— Task requirements —
Check every line for the word "招商银行" and state how many lines have it. Reply with the number alone.

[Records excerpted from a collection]
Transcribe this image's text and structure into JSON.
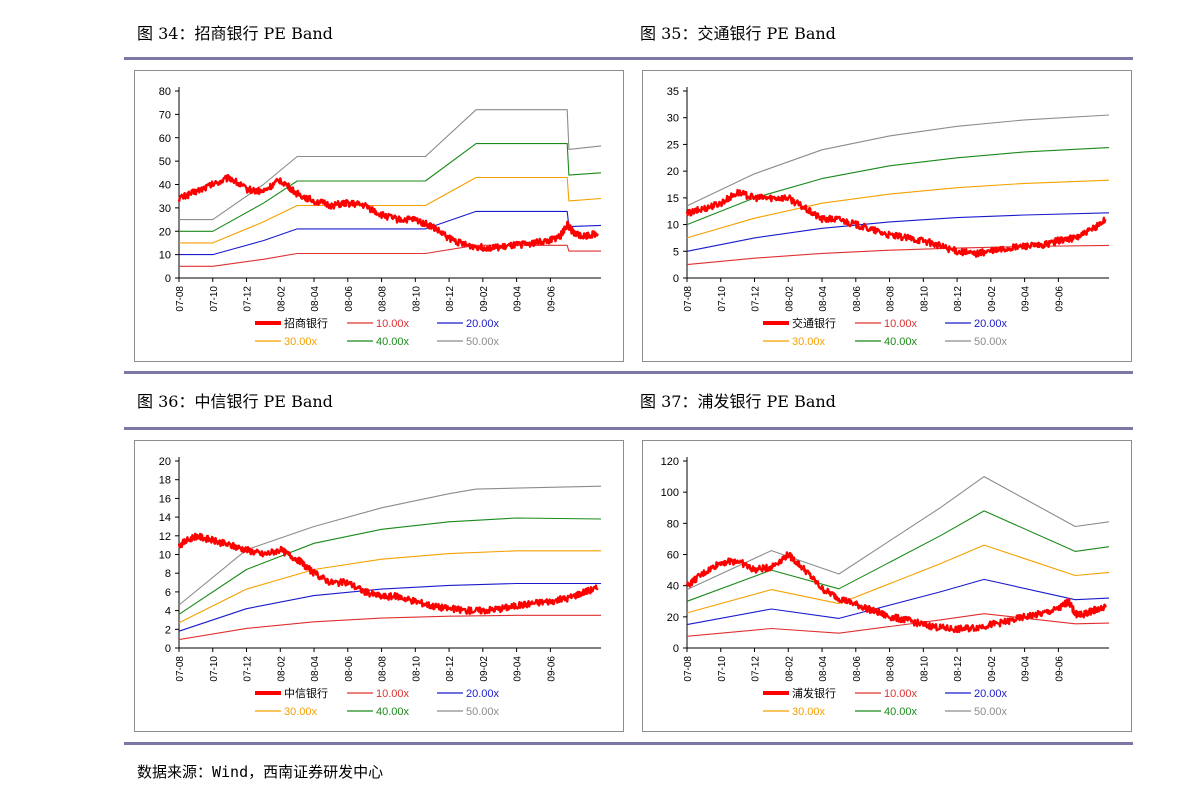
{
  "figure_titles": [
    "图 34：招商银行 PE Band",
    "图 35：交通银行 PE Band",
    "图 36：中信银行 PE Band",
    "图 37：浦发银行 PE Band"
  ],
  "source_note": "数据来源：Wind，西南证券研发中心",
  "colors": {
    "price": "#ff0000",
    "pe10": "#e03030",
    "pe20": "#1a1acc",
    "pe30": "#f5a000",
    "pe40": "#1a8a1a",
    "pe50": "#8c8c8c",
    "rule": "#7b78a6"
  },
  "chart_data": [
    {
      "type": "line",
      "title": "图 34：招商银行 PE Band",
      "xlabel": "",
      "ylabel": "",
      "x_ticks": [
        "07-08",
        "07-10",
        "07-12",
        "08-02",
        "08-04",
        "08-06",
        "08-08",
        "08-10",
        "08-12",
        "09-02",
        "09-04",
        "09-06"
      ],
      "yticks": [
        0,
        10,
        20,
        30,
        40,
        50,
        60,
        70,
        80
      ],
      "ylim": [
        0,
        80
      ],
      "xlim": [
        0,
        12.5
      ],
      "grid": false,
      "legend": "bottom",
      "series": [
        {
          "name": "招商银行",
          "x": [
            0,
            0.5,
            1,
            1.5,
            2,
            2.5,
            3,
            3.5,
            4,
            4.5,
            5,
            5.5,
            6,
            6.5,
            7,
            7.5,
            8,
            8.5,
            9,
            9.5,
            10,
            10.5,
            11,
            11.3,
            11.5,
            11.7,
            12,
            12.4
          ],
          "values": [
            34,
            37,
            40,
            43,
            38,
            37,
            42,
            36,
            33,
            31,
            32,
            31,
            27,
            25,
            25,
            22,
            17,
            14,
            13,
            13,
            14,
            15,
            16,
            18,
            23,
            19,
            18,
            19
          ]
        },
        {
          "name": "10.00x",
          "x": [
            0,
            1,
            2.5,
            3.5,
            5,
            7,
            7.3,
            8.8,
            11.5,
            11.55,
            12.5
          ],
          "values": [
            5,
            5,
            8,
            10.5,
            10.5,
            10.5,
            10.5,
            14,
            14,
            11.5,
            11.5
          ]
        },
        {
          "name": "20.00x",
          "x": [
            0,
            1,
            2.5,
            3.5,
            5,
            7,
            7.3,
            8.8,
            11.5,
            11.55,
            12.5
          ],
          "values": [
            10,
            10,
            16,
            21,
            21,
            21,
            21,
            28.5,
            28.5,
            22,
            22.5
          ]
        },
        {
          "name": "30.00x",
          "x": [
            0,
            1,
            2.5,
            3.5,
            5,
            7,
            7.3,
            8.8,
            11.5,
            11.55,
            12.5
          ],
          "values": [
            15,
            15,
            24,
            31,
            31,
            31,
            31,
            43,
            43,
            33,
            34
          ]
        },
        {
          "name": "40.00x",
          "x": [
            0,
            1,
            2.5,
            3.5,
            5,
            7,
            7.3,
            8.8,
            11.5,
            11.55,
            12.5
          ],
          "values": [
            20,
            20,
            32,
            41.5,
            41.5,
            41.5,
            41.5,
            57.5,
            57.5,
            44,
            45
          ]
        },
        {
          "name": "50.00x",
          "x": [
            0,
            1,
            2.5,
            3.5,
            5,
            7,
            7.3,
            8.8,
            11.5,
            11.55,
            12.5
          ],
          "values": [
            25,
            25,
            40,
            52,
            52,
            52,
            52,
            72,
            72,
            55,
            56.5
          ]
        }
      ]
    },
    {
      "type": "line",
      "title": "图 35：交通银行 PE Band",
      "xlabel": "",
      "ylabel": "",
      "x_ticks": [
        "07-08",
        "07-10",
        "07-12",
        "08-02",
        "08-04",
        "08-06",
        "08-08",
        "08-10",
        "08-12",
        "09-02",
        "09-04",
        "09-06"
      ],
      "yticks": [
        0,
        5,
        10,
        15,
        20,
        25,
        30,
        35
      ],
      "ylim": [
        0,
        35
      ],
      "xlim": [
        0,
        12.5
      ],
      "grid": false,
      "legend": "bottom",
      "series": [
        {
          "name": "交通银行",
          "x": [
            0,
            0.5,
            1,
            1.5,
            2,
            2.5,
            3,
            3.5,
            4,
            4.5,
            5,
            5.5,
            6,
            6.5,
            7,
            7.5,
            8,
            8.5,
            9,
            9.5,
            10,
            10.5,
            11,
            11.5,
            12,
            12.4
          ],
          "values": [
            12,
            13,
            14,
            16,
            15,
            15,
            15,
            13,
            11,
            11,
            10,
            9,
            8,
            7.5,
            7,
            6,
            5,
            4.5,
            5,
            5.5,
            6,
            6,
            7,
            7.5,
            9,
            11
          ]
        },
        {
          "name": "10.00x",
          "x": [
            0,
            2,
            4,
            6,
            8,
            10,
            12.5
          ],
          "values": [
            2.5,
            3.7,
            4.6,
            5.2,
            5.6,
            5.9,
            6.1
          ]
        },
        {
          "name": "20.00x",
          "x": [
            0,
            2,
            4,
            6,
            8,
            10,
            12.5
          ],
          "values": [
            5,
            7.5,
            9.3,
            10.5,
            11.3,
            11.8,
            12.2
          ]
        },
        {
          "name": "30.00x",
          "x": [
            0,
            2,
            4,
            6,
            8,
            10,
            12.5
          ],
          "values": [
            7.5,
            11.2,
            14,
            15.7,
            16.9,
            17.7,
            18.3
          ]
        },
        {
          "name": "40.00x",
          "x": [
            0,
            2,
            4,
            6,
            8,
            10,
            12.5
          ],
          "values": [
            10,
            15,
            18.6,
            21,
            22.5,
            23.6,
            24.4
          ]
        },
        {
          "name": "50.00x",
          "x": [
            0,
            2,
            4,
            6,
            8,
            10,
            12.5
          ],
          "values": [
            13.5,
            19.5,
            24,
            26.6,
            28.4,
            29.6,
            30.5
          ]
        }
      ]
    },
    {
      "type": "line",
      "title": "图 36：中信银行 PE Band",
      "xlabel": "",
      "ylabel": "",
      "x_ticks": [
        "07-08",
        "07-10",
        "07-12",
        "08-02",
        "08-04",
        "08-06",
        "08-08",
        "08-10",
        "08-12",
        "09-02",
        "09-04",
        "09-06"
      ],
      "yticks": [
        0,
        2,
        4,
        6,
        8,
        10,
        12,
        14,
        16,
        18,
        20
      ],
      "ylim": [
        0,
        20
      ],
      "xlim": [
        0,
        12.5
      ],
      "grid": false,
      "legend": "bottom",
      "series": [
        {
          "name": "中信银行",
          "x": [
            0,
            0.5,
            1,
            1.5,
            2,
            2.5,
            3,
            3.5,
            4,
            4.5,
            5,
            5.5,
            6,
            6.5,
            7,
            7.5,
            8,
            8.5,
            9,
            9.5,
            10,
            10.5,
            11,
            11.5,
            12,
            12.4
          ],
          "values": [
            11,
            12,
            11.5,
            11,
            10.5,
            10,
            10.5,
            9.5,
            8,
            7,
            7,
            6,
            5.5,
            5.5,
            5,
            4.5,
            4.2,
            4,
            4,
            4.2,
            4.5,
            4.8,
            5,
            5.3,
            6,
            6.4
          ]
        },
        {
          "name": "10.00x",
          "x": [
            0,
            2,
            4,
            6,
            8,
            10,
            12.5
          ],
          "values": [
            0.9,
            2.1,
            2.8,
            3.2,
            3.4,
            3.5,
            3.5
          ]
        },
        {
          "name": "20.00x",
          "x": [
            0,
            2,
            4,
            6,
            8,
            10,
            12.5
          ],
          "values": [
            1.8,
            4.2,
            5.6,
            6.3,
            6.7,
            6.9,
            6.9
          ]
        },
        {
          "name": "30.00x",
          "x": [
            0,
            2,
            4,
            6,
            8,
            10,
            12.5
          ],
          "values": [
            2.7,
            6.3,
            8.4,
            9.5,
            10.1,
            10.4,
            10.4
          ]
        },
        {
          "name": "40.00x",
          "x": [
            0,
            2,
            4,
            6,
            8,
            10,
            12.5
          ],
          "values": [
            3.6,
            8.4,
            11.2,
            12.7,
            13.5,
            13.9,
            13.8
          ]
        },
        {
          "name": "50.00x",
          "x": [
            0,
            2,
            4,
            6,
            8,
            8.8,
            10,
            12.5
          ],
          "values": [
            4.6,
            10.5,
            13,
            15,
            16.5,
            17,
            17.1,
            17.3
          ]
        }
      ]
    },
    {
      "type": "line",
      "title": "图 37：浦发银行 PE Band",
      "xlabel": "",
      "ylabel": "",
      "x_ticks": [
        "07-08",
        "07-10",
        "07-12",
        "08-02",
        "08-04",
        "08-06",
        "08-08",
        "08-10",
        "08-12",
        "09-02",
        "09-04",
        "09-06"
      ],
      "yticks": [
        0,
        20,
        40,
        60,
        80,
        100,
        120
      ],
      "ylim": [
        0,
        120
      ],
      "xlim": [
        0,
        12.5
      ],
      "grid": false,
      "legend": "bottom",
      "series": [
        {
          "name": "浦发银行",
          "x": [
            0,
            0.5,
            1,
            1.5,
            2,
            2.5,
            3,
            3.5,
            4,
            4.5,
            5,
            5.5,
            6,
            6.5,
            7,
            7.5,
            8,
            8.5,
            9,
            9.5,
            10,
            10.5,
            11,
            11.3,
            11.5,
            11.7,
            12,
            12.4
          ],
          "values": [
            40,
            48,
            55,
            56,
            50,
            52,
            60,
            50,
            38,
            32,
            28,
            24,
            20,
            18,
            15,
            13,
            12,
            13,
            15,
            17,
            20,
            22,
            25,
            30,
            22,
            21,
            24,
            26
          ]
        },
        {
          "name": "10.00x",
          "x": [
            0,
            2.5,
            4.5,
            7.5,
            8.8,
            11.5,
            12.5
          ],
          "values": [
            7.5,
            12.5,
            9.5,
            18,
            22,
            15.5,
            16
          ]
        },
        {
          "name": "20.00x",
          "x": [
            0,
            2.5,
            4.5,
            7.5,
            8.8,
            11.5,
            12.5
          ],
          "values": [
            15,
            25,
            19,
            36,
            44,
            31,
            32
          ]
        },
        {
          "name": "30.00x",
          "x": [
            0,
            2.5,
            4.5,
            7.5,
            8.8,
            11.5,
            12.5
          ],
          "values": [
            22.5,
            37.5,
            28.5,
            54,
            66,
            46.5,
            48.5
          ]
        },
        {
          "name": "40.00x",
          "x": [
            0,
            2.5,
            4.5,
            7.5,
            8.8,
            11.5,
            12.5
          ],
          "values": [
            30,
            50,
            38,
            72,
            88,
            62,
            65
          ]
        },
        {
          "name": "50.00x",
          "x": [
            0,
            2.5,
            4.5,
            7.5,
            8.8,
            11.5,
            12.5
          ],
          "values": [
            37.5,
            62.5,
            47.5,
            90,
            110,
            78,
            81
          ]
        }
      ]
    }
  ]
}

— Worked answer —
3